#### [What to produce]
Give all of the lines again exactly as they read.

────────

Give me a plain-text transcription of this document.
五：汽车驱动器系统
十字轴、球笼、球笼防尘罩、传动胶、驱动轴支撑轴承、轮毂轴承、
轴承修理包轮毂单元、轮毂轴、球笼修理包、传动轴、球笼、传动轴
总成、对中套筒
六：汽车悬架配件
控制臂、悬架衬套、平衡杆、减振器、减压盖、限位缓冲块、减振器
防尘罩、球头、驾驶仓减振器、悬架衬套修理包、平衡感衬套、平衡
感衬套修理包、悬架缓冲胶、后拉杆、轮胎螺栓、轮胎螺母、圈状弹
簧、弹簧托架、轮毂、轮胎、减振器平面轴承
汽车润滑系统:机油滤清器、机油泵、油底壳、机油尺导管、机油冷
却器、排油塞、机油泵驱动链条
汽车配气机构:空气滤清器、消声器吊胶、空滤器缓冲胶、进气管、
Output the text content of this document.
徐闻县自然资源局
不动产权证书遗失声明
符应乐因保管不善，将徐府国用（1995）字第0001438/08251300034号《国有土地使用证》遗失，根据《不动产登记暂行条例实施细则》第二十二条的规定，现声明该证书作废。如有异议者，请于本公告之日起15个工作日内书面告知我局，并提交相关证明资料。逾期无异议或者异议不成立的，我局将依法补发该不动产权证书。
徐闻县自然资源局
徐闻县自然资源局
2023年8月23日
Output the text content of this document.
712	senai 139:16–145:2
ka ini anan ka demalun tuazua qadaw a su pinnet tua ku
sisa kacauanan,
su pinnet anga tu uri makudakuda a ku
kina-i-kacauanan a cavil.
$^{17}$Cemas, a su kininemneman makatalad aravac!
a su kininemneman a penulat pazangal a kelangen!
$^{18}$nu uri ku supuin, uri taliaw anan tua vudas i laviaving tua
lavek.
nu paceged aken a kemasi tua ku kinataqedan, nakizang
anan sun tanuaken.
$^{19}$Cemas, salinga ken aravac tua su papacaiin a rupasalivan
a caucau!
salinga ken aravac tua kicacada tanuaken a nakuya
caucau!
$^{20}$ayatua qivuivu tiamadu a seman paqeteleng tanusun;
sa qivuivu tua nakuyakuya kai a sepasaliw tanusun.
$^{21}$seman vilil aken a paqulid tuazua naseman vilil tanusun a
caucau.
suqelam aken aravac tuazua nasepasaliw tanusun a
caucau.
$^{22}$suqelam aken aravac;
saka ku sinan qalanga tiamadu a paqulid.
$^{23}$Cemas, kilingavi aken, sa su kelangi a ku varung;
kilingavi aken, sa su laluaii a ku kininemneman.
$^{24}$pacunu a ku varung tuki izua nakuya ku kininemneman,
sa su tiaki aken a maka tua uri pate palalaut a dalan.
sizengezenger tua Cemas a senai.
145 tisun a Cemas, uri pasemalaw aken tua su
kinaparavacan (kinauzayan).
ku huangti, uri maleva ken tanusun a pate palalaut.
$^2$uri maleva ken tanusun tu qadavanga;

────────

#### [Solution for this exercise]
Give me a plain-text transcription of this document.
五：汽车驱动器系统
十字轴、球笼、球笼防尘罩、传动胶、驱动轴支撑轴承、轮毂轴承、
轴承修理包轮毂单元、轮毂轴、球笼修理包、传动轴、球笼、传动轴
总成、对中套筒
六：汽车悬架配件
控制臂、悬架衬套、平衡杆、减振器、减压盖、限位缓冲块、减振器
防尘罩、球头、驾驶仓减振器、悬架衬套修理包、平衡感衬套、平衡
感衬套修理包、悬架缓冲胶、后拉杆、轮胎螺栓、轮胎螺母、圈状弹
簧、弹簧托架、轮毂、轮胎、减振器平面轴承
汽车润滑系统:机油滤清器、机油泵、油底壳、机油尺导管、机油冷
却器、排油塞、机油泵驱动链条
汽车配气机构:空气滤清器、消声器吊胶、空滤器缓冲胶、进气管、
Output the text content of this document.
徐闻县自然资源局
不动产权证书遗失声明
符应乐因保管不善，将徐府国用（1995）字第0001438/08251300034号《国有土地使用证》遗失，根据《不动产登记暂行条例实施细则》第二十二条的规定，现声明该证书作废。如有异议者，请于本公告之日起15个工作日内书面告知我局，并提交相关证明资料。逾期无异议或者异议不成立的，我局将依法补发该不动产权证书。
徐闻县自然资源局
徐闻县自然资源局
2023年8月23日
Output the text content of this document.
712	senai 139:16–145:2
ka ini anan ka demalun tuazua qadaw a su pinnet tua ku
sisa kacauanan,
su pinnet anga tu uri makudakuda a ku
kina-i-kacauanan a cavil.
$^{17}$Cemas, a su kininemneman makatalad aravac!
a su kininemneman a penulat pazangal a kelangen!
$^{18}$nu uri ku supuin, uri taliaw anan tua vudas i laviaving tua
lavek.
nu paceged aken a kemasi tua ku kinataqedan, nakizang
anan sun tanuaken.
$^{19}$Cemas, salinga ken aravac tua su papacaiin a rupasalivan
a caucau!
salinga ken aravac tua kicacada tanuaken a nakuya
caucau!
$^{20}$ayatua qivuivu tiamadu a seman paqeteleng tanusun;
sa qivuivu tua nakuyakuya kai a sepasaliw tanusun.
$^{21}$seman vilil aken a paqulid tuazua naseman vilil tanusun a
caucau.
suqelam aken aravac tuazua nasepasaliw tanusun a
caucau.
$^{22}$suqelam aken aravac;
saka ku sinan qalanga tiamadu a paqulid.
$^{23}$Cemas, kilingavi aken, sa su kelangi a ku varung;
kilingavi aken, sa su laluaii a ku kininemneman.
$^{24}$pacunu a ku varung tuki izua nakuya ku kininemneman,
sa su tiaki aken a maka tua uri pate palalaut a dalan.
sizengezenger tua Cemas a senai.
145 tisun a Cemas, uri pasemalaw aken tua su
kinaparavacan (kinauzayan).
ku huangti, uri maleva ken tanusun a pate palalaut.
$^2$uri maleva ken tanusun tu qadavanga;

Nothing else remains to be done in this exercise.